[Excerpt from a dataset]
---+---

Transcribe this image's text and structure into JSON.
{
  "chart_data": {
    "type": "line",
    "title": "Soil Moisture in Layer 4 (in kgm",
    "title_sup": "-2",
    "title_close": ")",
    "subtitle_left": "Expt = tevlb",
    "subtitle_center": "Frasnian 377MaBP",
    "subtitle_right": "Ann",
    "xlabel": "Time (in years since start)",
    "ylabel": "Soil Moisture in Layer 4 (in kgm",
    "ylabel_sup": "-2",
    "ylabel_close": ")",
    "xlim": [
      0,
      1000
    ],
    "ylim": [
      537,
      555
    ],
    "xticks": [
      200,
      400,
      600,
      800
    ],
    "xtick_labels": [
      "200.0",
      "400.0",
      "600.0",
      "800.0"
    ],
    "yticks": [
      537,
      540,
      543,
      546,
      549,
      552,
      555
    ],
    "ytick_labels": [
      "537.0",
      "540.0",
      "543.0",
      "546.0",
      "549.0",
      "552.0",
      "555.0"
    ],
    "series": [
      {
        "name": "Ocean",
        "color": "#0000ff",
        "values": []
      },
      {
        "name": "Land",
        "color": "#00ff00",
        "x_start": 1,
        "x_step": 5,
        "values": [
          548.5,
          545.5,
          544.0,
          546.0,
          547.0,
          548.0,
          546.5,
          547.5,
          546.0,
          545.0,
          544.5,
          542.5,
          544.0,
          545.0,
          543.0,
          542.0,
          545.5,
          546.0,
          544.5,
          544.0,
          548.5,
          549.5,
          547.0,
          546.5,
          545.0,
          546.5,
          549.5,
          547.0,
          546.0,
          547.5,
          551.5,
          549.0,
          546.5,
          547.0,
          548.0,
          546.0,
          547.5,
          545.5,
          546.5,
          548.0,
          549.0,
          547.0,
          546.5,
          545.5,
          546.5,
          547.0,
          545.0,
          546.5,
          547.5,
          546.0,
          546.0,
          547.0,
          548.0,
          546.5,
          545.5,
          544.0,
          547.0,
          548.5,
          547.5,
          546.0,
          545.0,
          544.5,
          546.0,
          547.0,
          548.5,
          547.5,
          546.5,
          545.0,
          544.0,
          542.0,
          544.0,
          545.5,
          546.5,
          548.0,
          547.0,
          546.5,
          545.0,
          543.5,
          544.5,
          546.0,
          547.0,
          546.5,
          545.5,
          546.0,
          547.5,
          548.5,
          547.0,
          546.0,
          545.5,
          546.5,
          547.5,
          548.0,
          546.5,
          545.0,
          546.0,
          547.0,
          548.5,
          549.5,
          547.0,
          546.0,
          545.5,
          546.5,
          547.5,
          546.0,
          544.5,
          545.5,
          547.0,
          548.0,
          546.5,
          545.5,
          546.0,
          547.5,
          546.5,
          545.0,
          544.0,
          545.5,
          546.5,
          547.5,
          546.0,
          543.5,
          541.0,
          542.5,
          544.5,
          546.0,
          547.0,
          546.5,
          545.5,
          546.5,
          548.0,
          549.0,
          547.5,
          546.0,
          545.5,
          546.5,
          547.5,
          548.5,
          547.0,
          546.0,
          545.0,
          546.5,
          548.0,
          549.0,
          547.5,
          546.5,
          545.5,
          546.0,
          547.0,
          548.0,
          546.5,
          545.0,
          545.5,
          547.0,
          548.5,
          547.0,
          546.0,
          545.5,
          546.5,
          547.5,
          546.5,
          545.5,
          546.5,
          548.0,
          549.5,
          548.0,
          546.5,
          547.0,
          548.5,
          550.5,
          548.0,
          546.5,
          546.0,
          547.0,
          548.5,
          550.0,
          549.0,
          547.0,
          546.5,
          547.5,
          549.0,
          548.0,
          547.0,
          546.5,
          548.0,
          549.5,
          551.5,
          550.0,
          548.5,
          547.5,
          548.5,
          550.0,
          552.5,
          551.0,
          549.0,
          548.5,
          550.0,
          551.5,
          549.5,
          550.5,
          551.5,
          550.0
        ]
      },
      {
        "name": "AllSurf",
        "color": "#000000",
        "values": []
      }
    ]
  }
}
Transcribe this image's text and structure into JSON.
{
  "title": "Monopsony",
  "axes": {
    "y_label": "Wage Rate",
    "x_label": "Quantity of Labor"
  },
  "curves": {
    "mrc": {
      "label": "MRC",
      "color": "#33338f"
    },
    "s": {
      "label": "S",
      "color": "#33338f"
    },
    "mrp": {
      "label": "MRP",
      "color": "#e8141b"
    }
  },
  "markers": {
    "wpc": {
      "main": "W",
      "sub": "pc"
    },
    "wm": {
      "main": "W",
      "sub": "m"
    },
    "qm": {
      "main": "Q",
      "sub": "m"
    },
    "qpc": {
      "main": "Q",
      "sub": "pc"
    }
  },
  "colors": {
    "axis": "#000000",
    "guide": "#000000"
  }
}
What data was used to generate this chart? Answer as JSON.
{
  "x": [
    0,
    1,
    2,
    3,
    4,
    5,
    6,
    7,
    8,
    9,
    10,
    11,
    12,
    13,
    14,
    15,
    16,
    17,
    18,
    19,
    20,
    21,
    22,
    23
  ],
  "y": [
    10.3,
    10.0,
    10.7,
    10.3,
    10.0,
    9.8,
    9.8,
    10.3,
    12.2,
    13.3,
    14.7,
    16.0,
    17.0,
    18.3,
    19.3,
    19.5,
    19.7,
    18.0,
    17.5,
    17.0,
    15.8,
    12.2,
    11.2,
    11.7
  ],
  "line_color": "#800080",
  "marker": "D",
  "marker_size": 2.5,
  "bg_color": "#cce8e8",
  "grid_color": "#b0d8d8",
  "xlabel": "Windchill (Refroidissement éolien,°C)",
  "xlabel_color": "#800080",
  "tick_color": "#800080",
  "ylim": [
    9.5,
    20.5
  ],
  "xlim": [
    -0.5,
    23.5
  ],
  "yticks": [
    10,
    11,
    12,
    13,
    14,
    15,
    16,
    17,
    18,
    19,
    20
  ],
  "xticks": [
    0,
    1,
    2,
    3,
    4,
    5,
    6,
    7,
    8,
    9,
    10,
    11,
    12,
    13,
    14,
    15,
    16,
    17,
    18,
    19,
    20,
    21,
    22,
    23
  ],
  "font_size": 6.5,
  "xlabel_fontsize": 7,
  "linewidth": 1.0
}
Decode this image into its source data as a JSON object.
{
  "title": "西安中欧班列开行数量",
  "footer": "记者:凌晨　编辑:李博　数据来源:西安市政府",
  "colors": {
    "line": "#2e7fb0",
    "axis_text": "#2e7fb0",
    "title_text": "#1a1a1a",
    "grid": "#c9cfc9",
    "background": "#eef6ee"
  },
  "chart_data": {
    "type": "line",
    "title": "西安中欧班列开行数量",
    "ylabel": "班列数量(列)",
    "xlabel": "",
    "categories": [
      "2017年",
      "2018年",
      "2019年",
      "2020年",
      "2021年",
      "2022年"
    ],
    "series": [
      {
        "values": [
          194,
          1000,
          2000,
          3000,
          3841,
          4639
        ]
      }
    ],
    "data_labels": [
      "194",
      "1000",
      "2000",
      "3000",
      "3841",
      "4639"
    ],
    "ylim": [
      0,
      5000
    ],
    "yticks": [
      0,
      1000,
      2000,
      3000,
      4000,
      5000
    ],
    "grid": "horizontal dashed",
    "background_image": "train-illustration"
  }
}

---+---

WORK TO COMPLETE → Repeat exactly, and only, the lines from the one containing "Decode this image" through the end of the material.

EXERCISE RESPONSE →
Decode this image into its source data as a JSON object.
{
  "title": "西安中欧班列开行数量",
  "footer": "记者:凌晨　编辑:李博　数据来源:西安市政府",
  "colors": {
    "line": "#2e7fb0",
    "axis_text": "#2e7fb0",
    "title_text": "#1a1a1a",
    "grid": "#c9cfc9",
    "background": "#eef6ee"
  },
  "chart_data": {
    "type": "line",
    "title": "西安中欧班列开行数量",
    "ylabel": "班列数量(列)",
    "xlabel": "",
    "categories": [
      "2017年",
      "2018年",
      "2019年",
      "2020年",
      "2021年",
      "2022年"
    ],
    "series": [
      {
        "values": [
          194,
          1000,
          2000,
          3000,
          3841,
          4639
        ]
      }
    ],
    "data_labels": [
      "194",
      "1000",
      "2000",
      "3000",
      "3841",
      "4639"
    ],
    "ylim": [
      0,
      5000
    ],
    "yticks": [
      0,
      1000,
      2000,
      3000,
      4000,
      5000
    ],
    "grid": "horizontal dashed",
    "background_image": "train-illustration"
  }
}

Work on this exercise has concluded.